_PROBLEM DETAILS:_ Scan the listing below. Report each line that includes "termini".

[Records from a dataset]
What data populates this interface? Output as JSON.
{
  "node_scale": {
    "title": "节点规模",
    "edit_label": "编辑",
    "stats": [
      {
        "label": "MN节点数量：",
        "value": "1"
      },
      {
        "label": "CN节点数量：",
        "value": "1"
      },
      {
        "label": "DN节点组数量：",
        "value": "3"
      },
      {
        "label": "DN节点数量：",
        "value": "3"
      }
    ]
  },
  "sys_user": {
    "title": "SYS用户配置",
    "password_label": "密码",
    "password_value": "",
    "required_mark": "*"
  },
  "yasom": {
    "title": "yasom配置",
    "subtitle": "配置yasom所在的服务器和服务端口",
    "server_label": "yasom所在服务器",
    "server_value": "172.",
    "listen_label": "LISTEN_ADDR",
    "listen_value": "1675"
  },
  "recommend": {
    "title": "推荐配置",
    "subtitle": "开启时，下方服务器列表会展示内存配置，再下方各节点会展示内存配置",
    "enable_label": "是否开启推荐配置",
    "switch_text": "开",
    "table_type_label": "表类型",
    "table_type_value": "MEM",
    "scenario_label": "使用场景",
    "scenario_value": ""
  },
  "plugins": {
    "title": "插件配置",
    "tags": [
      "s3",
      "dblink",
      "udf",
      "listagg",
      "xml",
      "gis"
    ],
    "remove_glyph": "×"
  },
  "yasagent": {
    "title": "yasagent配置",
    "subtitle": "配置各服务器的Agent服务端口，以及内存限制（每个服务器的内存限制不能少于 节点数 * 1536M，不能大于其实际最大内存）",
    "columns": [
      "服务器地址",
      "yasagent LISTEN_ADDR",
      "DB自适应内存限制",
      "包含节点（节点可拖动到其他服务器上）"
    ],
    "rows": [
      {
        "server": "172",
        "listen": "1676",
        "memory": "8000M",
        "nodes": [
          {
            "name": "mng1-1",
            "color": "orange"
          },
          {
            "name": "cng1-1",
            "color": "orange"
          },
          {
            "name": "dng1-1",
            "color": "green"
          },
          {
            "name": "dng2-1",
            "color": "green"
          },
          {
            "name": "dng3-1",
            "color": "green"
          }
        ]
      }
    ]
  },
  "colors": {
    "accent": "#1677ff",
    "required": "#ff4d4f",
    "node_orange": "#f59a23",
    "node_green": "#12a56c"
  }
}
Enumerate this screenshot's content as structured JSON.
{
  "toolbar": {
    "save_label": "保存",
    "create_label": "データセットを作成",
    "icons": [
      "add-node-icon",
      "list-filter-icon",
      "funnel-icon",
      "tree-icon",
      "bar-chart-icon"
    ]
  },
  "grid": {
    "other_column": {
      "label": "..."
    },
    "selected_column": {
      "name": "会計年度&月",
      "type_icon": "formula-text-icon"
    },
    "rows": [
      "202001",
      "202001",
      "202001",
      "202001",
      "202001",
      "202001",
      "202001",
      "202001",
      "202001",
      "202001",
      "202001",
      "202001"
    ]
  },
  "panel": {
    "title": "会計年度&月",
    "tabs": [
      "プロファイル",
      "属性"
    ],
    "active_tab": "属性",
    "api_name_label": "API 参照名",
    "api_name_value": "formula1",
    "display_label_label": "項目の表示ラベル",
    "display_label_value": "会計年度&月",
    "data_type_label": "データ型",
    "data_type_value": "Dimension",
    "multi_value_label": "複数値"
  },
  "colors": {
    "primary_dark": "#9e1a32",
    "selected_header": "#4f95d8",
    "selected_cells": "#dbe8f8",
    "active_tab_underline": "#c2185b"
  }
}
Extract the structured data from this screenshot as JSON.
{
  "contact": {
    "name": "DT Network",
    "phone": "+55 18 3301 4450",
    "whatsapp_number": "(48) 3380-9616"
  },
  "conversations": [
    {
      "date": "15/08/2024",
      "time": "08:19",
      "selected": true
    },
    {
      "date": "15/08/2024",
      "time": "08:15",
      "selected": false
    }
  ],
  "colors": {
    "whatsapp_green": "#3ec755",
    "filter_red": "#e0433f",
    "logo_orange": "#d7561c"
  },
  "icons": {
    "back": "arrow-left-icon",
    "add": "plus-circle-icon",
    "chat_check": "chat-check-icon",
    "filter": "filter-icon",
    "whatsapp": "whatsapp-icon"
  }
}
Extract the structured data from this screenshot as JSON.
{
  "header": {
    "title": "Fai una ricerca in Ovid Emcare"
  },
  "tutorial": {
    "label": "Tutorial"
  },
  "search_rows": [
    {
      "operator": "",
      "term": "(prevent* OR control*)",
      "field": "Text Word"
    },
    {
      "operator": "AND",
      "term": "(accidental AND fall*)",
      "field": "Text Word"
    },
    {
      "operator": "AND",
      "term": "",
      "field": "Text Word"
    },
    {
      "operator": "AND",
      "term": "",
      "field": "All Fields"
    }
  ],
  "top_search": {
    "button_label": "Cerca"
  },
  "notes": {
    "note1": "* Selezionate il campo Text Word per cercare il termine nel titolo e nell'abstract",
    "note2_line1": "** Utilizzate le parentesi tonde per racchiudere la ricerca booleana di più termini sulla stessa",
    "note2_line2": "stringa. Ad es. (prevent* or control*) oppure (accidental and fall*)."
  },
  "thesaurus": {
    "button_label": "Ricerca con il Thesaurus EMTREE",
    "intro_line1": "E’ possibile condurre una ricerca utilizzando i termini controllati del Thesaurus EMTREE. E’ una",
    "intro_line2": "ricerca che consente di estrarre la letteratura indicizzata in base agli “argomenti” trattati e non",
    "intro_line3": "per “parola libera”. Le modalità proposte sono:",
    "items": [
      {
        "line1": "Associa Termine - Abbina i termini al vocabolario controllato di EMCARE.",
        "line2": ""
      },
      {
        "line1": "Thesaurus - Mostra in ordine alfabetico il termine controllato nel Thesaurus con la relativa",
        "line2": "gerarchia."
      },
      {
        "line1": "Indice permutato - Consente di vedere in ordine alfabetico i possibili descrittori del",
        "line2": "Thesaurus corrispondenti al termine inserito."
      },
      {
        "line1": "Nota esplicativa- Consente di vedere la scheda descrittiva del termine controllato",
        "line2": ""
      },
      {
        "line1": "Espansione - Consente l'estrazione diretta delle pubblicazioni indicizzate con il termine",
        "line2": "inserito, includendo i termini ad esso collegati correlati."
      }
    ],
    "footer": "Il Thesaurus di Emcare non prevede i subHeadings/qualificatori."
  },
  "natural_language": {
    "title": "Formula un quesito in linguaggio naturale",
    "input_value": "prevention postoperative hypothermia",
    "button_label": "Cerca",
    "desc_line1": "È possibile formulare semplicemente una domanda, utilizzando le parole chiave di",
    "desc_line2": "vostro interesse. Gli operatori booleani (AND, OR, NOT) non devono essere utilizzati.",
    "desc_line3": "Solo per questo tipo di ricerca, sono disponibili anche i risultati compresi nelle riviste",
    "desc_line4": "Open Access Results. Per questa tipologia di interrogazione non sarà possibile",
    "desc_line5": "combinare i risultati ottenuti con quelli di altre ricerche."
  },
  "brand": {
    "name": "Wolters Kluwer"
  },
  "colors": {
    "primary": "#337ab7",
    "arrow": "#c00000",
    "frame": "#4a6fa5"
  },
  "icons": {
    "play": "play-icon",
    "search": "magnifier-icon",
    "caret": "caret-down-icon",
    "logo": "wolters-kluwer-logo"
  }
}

_COMPLETED TASK:_
    "note2_line1": "** Utilizzate le parentesi tonde per racchiudere la ricerca booleana di più termini sulla stessa",
    "intro_line1": "E’ possibile condurre una ricerca utilizzando i termini controllati del Thesaurus EMTREE. E’ una",
        "line1": "Associa Termine - Abbina i termini al vocabolario controllato di EMCARE.",
        "line2": "inserito, includendo i termini ad esso collegati correlati."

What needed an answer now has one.